[PASSAGE Boundary: Start]

Recent polling has revealed that the threat posed by large-scale cotton operations remains a key concern for Northern Territory residents – particularly in relation to recreational fishing along iconic river systems.
“Territorians have made it clear they have serious concerns about the threat posed by large-scale cotton projects in the Top End, which is shining through strongly in these new polling figures,” said Jason Fowler from the Environment Centre NT.
“It’s clear that Big Cotton industry plans are disconnected from community expectations of healthy rivers, fishing and lifestyle. We know that fishing is an important part of the Top End lifestyle, with 63% of respondents stating that they use rivers in the Top End for fishing, boating or other recreational activities.”
“Territorians want a healthy future for our rivers, they care deeply about their health for water flows, fishing and are concerned about the industry push for large-scale cotton that would put iconic Territory rivers like the Daly at risk.”

[PASSAGE Boundary: End]

* [REQUIRED WORK]
1) According to the cotton polling passage, why are Territorians concerned about the industry push for large-scale cotton? Answer in one to three sentences.
2) Extend the passage on cotton polling in the Northern Territory, starting after its final sentence.
The lines that follow are unrelated material, apart from the passage.

[SUPPLIED ENTRIES Boundary: Start]

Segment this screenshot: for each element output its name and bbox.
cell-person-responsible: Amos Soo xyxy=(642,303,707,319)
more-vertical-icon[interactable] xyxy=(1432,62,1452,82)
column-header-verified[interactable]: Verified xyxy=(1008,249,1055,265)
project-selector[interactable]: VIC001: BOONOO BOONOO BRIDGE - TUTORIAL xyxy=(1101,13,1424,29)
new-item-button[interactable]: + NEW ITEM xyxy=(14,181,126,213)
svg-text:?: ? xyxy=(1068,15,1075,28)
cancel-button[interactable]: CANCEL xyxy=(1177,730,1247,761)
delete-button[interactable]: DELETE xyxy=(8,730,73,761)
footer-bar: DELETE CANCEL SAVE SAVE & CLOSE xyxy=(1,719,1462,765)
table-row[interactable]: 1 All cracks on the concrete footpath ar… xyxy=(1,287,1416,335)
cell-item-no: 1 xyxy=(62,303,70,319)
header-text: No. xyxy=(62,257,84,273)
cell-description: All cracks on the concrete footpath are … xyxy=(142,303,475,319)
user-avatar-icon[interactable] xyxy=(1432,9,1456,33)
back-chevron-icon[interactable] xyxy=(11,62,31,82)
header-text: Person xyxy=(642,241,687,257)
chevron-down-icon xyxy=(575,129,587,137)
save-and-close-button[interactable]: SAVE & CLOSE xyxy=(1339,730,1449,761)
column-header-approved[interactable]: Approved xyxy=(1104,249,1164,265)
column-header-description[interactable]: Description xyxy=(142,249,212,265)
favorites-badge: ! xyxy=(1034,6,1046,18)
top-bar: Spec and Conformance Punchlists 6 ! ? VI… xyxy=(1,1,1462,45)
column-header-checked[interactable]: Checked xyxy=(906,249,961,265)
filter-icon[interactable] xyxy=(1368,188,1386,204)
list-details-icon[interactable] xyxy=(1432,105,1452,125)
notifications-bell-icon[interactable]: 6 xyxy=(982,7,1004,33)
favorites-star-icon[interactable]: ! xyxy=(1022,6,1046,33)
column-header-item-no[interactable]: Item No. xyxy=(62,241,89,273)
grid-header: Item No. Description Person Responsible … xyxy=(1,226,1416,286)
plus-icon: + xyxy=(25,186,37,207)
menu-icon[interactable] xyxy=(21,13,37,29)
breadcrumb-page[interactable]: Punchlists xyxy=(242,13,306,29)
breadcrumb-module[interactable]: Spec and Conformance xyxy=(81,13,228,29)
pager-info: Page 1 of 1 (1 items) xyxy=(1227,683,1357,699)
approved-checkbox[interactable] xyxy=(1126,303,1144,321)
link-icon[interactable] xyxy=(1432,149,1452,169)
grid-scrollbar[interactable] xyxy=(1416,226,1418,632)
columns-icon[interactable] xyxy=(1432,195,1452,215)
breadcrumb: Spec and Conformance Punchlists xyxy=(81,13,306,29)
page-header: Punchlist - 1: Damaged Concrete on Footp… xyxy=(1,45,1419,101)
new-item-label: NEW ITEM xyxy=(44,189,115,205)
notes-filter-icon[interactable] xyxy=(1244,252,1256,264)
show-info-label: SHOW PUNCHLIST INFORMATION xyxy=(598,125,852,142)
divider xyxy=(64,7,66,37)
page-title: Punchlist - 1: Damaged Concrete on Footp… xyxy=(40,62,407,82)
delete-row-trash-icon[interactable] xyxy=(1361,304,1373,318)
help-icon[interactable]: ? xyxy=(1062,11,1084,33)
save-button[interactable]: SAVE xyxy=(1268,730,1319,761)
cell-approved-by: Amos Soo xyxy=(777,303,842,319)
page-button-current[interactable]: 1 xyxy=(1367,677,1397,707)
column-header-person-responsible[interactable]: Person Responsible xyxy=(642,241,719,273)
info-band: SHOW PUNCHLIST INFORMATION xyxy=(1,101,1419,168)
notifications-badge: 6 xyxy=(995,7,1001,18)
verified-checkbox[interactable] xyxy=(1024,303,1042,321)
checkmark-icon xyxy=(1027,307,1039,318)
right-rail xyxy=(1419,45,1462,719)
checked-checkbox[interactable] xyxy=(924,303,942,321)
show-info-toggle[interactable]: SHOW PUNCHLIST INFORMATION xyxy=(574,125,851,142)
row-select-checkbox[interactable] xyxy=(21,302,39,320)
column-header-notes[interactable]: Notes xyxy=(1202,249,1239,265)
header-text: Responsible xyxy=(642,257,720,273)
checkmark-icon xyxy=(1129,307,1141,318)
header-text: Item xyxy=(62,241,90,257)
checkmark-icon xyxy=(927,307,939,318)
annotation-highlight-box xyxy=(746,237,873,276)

[SUPPLIED ENTRIES Boundary: End]

* [RESPONSE LIST]
1) Territorians care deeply about the health of their rivers for water flows and fishing. The passage states that the push for large-scale cotton would put iconic Territory rivers such as the Daly at risk.

2)
“The spectre of reduced water flows, large-scale devastation and mass fish kills along the Murray Darling is a very real concern for NT residents, with 69.4% of respondents concerned about large cotton companies being allowed into the Territory before they fix the problems they have caused in the Murray Darling,” said Mr Fowler.
“We’re seeing continued industry calls for Territory residents to provide millions of dollars of taxpayer subsidies to prop up large agriculture proposals driven by cotton. It’s deeply concerning to see big business push for more water from floodplains, more land clearing and a widespread disregard for maintaining healthy river systems.”
“We can’t let our iconic rivers like the Daly and Roper be degraded and destroyed as has happened to other rivers in southern Australia. It’s time for big business and government to start listening to Territorians and do more to look after the health of our rivers, lifestyle and the jobs that rely on their health now and into the future,” concluded Mr Fowler.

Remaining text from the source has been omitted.